— SOURCE TEXT —
········

Nutribullet banana loaf

With a little help from Mary Berry I have been making a banana loaf most weeks for the last two months or so. Since my Nutribullet lives on the counter it’s quite tempting to use it for other things, and making cake is definitely something it can do.  Even with the blender available to me I have found myself overoptimistic about how many bananas I can eat in a week.

I prefer my banana loaf less plain than the Berry version, so here is what I have been making:

Wet/blitzable ingredients
100 gr melted butter (using melted not softened makes the nutri vessel easier to clean)
175 gr caster sugar
2 eggs
2 bananas
1 other fruit – pear or apple?
good splosh of milk
generous teaspoon of mixed spice

Dry ingredients
225 gr SR flour
2 big handfuls of sultanas
a good sprinkle of nuts, eg walnut pieces, whole shelled hazelnuts
glacé cherries if you have them

Preheat the oven to 180 deg / 160 fan.

Line a 2lb loaf tin – I use Loaf Tin Liners.

Put the dry ingredients in a bowl.

Blitz the wet ingredients in the nutribullet.

Pour the wet ingredients into the dry ingredients and stir well. Pour the batter into the loaf tin and bake for an hour.

Check after 45 minutes. If the cake is browning on top but still moist inside, cover with tin foil to stop the crust burning.

If after an hour the skewer is still not coming out clean – this is a moist, heavy cake, after all – turn the oven off and allow it cool with the cake still in.

Variations
The same fundamental method works with other fruit, not just bananas. I’ve tried a pear and chocolate cake by substituting three pears for the bananas and adding two tablespoons of cocoa into the flour.

Since the nutribullet means you can blitz any fruit into a liquid, rather than mashing bananas with a fruit, you can turn pretty much anything into a cake.  On much the same basis that you can hide vegetables you don’t like in a nutribullet with fruit you do, you can also put vegetables into cake this way.

I don’t see the need to use baking powder as well as SR flour – too much and you end up with a cake that gives you heartburn.

Summer of smoothies

So this summer, we have been making a lot of smoothies.

I’ve resisted them for years, because I assumed they relied on using those punnetts of expensive soft fruit, often flown across the world, and out of season. But somewhere on the internet, I got given the idea that bags of frozen berries work just as well, and can go straight into the blender from the freezer.

The frozen fruit is far cheaper than the fresh Class I stuff at the front of the supermarket, and so for the last couple of months I have kept my freezer stocked with berries and the blender in almost daily use.

My supermarket has a variety of berries, and we have mostly been using frozen cherries and a blueberry/strawberry mix. The black forest bags look like they ought to be delicious, but they are chock full of seeds from raspberries and they get stuck in my teeth.

The average smoothie is made with about 80grams of frozen berries, a banana, a small spoon of oats, and enough milk to get the consistency right. There’s two of your 5 a day right there! All of the ingredients can be room temperature, so long as the berries come right out of the freezer, and it still makes a nice cold smoothie without the need for ice.

I have been using these remedially when I am conscious that my diet has been poor and that I am nowhere near getting enough fruit and veg in. In extremis, some days I’ve been making 4-fruit smoothies by adding in canned fruits – the cheapest supermarket basics in the tinned pear and pineapple ranges. Since they’re going to be bashed into pieces, it doesn’t matter what size is in the tin.

········

— RECORD EXTRACTS —
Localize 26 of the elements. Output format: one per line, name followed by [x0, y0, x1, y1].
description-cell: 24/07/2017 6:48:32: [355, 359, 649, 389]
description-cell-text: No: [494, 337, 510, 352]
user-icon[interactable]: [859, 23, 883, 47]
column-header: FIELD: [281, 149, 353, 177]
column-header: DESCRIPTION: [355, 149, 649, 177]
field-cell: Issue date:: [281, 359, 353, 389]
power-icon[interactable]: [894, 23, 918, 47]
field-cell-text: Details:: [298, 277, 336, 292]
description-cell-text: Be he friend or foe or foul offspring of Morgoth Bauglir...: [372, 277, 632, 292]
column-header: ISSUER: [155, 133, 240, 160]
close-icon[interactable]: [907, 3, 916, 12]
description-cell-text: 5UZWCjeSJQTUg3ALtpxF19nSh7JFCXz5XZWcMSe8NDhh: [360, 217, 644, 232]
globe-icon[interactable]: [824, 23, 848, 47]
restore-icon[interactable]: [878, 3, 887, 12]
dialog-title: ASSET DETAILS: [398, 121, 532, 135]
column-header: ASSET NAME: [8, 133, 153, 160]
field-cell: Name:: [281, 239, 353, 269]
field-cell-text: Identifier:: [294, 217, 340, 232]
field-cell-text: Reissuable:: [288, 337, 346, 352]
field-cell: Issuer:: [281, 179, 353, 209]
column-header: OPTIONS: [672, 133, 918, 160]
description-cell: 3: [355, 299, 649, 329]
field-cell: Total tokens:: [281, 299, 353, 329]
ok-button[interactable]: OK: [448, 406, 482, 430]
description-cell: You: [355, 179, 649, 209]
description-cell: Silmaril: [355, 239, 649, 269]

········

From the banana loaf text, write out the stretch from "Summer of smoothies" through "in my teeth." word for word.

Summer of smoothies

So this summer, we have been making a lot of smoothies.

I’ve resisted them for years, because I assumed they relied on using those punnetts of expensive soft fruit, often flown across the world, and out of season. But somewhere on the internet, I got given the idea that bags of frozen berries work just as well, and can go straight into the blender from the freezer.

The frozen fruit is far cheaper than the fresh Class I stuff at the front of the supermarket, and so for the last couple of months I have kept my freezer stocked with berries and the blender in almost daily use.

My supermarket has a variety of berries, and we have mostly been using frozen cherries and a blueberry/strawberry mix. The black forest bags look like they ought to be delicious, but they are chock full of seeds from raspberries and they get stuck in my teeth.